> _THE TASK_
Determine the number of lines in the data that include the word "title", and write only that number.

═══ MATERIAL TO PROCESS

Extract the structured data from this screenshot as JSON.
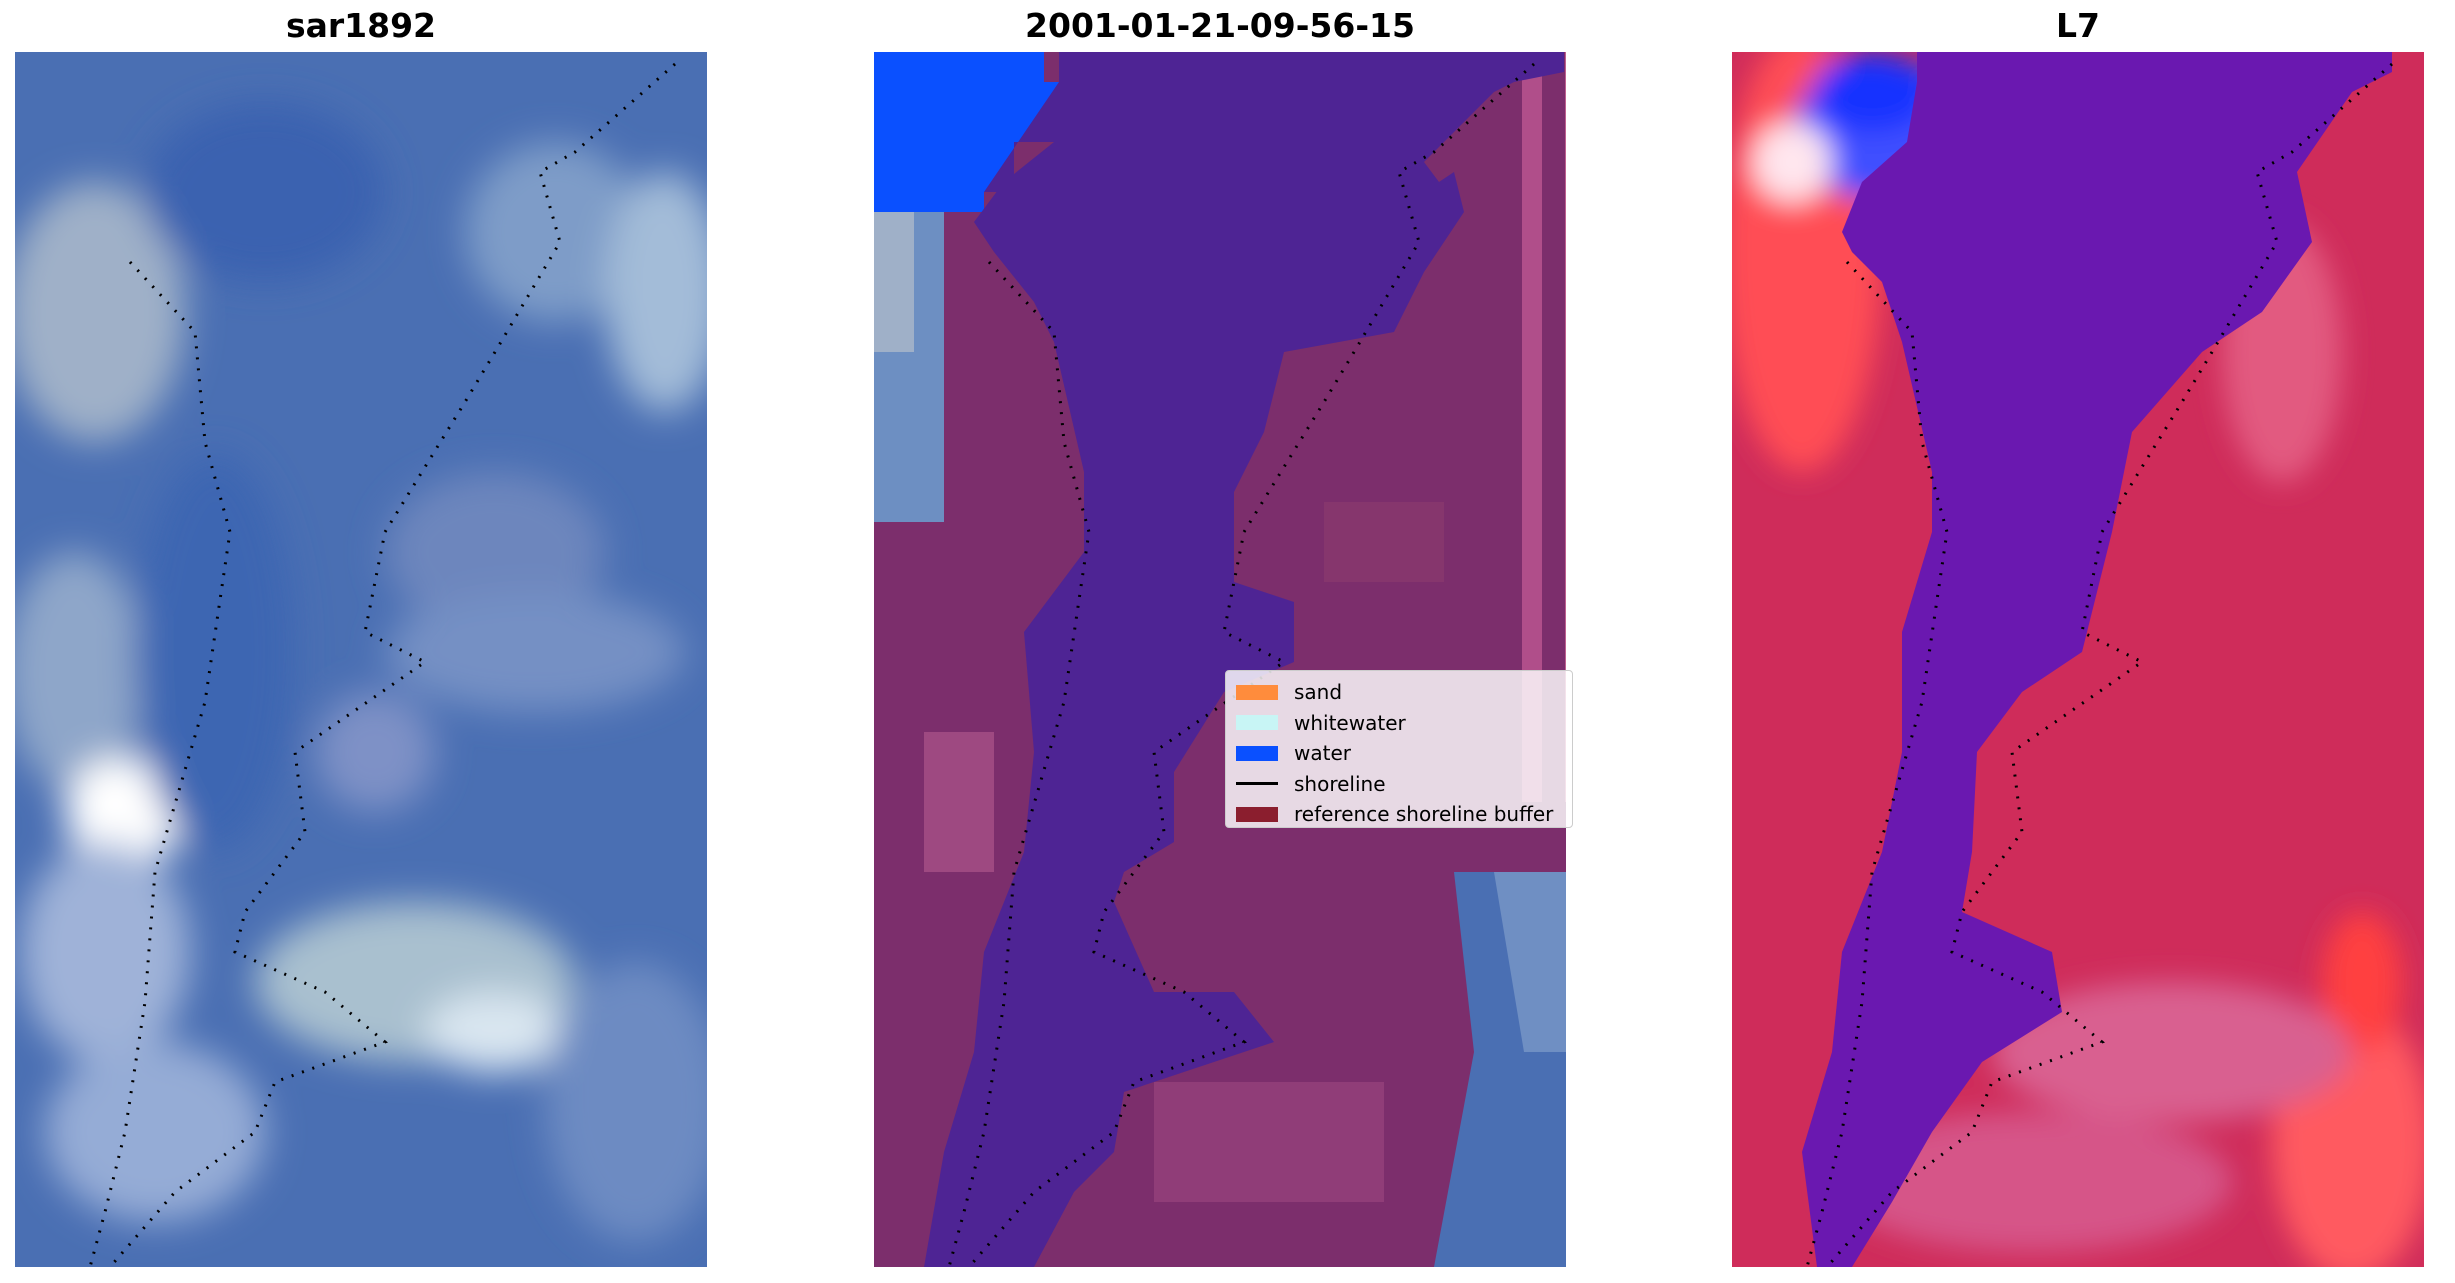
{
  "panels": [
    {
      "title": "sar1892"
    },
    {
      "title": "2001-01-21-09-56-15"
    },
    {
      "title": "L7"
    }
  ],
  "legend": {
    "items": [
      {
        "label": "sand",
        "color": "#ff8c3c",
        "kind": "patch"
      },
      {
        "label": "whitewater",
        "color": "#c8f5f5",
        "kind": "patch"
      },
      {
        "label": "water",
        "color": "#0a50ff",
        "kind": "patch"
      },
      {
        "label": "shoreline",
        "color": "#000000",
        "kind": "line"
      },
      {
        "label": "reference shoreline buffer",
        "color": "#8b1e2e",
        "kind": "patch"
      }
    ]
  },
  "colors": {
    "rgb_water": "#3e67b0",
    "rgb_land": "#6a88b8",
    "rgb_bright": "#e8eef8",
    "classified_water": "#4e2494",
    "classified_land": "#7c2e6c",
    "classified_water_patch": "#0a50ff",
    "ndwi_water": "#6a18b0",
    "ndwi_land": "#cf2c5a",
    "ndwi_high": "#ff4848",
    "ndwi_low_blue": "#2030ff"
  }
}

══════

> _WORKED ANSWER_
3